The request —
Look over the lines below. Report each one that includes the string "title".

(Collected data)
* * * *

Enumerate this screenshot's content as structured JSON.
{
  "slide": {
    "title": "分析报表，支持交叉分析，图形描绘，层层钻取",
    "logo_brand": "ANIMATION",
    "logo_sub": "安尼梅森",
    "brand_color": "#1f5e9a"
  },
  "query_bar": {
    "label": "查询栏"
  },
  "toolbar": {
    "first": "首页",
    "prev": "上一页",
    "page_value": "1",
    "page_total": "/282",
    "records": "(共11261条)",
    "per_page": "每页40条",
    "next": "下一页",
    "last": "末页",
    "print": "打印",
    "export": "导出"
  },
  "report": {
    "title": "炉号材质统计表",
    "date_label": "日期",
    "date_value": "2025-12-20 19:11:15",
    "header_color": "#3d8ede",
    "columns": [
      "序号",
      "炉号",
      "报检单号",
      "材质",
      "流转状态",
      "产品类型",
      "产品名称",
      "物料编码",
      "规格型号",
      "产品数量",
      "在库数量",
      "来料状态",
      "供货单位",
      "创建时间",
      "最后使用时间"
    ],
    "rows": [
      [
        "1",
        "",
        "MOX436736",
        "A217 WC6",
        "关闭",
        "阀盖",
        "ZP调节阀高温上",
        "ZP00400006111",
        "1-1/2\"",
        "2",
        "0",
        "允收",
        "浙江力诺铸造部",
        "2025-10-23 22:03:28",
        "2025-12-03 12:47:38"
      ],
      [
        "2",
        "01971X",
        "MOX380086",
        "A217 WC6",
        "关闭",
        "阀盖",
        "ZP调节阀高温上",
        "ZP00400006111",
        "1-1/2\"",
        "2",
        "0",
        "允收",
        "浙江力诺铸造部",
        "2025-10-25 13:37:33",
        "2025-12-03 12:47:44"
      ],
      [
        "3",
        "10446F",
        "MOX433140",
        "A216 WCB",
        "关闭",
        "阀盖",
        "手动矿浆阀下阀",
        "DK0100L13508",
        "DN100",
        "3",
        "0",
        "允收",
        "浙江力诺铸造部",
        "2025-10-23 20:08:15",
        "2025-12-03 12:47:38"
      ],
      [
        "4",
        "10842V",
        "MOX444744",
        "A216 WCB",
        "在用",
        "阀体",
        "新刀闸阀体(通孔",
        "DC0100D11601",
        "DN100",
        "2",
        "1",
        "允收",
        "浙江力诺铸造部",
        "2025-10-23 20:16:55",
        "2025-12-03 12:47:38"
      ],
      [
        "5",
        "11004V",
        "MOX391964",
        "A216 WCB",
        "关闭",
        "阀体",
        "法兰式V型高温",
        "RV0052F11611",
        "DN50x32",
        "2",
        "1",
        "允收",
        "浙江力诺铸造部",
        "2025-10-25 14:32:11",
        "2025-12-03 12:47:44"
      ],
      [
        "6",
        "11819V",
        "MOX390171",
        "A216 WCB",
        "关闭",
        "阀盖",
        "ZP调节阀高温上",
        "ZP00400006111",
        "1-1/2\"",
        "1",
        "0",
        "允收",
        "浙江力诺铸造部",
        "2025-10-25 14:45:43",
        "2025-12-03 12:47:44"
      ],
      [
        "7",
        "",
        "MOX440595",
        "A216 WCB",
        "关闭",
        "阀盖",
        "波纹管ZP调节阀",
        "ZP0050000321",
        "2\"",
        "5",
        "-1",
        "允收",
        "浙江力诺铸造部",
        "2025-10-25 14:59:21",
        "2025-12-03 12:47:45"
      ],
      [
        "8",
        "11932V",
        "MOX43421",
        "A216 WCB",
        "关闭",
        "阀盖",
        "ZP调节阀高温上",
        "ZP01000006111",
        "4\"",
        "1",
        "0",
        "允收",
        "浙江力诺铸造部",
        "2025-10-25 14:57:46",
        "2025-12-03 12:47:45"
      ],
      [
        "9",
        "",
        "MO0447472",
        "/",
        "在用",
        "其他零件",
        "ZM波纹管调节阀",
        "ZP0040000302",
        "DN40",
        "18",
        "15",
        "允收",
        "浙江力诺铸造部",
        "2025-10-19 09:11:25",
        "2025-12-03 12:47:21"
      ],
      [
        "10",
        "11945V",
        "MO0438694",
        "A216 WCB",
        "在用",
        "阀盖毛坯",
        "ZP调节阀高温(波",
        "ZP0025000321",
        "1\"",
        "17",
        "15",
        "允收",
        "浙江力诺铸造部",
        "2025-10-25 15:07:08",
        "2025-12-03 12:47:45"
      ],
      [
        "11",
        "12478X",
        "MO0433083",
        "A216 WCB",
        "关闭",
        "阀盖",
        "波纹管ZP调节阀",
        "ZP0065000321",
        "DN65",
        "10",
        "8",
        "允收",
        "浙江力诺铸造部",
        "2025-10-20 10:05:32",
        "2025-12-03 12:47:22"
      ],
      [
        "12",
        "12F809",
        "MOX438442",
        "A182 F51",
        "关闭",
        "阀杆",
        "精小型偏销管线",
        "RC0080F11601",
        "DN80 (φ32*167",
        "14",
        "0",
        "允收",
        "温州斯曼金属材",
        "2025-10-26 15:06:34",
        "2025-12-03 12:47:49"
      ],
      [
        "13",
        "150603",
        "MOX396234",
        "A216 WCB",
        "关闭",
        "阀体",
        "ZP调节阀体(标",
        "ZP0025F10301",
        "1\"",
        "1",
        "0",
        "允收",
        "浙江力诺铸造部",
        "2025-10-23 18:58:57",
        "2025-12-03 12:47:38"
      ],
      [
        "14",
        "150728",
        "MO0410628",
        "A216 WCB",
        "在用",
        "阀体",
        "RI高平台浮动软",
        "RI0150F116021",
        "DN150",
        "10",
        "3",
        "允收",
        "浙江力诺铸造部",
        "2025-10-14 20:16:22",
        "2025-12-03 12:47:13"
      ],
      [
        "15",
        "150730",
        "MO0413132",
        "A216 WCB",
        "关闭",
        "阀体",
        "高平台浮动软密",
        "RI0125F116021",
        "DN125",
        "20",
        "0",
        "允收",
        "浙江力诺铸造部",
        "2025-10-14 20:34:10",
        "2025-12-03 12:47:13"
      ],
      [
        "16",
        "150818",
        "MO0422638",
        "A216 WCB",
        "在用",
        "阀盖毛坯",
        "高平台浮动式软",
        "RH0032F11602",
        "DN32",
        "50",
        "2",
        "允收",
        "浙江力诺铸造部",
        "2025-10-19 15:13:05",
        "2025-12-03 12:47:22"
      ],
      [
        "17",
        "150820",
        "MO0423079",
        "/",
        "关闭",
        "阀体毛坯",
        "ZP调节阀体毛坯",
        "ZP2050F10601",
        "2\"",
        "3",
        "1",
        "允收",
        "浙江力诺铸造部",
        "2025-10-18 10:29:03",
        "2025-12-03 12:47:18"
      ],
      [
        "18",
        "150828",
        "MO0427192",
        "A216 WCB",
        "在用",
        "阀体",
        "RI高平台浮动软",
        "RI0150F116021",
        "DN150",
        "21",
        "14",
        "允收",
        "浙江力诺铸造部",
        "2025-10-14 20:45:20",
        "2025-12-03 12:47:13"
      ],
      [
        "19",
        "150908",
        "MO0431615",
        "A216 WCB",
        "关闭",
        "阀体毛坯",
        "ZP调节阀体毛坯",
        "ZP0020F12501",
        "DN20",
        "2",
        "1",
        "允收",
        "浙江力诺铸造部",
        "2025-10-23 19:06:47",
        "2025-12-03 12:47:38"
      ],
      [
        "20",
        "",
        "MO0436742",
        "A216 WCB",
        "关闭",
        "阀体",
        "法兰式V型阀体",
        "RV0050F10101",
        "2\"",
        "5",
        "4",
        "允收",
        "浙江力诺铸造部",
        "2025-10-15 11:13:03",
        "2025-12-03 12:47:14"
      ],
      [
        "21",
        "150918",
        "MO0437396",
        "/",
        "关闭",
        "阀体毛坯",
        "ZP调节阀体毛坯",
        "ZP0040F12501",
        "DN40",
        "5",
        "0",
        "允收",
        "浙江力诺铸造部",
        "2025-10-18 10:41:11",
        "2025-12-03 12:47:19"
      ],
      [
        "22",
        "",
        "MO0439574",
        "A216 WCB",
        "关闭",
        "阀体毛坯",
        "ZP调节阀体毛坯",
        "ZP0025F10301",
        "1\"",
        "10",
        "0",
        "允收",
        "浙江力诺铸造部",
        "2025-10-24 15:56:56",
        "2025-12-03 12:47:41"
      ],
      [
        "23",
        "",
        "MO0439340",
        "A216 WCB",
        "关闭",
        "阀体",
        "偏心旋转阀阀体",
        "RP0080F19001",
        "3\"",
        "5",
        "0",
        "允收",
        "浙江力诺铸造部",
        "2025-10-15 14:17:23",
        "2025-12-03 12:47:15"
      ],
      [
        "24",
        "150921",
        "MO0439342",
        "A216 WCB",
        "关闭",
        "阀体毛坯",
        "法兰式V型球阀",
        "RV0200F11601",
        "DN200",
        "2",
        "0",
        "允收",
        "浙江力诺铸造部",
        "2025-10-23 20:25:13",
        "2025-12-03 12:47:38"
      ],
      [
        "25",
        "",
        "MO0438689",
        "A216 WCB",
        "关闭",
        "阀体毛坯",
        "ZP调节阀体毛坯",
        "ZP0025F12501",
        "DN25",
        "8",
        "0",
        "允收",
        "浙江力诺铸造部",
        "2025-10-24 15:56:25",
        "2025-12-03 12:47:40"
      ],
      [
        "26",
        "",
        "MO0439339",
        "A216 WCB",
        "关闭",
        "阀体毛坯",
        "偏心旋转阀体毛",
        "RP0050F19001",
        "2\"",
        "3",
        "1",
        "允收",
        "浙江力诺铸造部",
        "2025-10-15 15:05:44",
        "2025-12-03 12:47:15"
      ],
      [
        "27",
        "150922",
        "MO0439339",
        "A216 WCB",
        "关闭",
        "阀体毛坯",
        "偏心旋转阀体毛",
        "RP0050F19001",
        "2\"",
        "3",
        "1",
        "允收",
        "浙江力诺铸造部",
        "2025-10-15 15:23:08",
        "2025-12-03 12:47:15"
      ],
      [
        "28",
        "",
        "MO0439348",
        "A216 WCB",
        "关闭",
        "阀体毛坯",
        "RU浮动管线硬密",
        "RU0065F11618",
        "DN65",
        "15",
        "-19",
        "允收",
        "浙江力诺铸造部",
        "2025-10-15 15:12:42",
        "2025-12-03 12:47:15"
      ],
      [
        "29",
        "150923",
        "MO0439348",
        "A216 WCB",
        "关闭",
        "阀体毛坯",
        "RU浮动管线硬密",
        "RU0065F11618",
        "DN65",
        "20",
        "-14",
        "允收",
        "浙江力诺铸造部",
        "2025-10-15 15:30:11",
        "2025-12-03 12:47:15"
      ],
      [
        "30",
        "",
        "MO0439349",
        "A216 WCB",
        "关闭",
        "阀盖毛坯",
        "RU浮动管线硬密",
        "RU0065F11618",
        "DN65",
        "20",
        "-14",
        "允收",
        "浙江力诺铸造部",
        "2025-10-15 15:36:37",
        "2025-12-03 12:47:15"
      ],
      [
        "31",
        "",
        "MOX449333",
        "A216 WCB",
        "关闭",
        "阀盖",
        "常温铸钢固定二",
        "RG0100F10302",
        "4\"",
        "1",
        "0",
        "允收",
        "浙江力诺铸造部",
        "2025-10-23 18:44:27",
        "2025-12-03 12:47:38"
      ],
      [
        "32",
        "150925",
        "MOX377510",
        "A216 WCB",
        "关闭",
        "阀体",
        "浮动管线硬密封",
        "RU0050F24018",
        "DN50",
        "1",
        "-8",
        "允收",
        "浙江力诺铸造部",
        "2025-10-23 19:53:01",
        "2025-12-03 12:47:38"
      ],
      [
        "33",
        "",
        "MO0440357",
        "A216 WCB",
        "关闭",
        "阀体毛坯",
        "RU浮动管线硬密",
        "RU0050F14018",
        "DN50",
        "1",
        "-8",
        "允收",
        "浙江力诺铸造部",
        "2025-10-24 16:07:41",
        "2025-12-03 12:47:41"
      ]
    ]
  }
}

* * * *

Final result —
    "title": "分析报表，支持交叉分析，图形描绘，层层钻取",
    "title": "炉号材质统计表",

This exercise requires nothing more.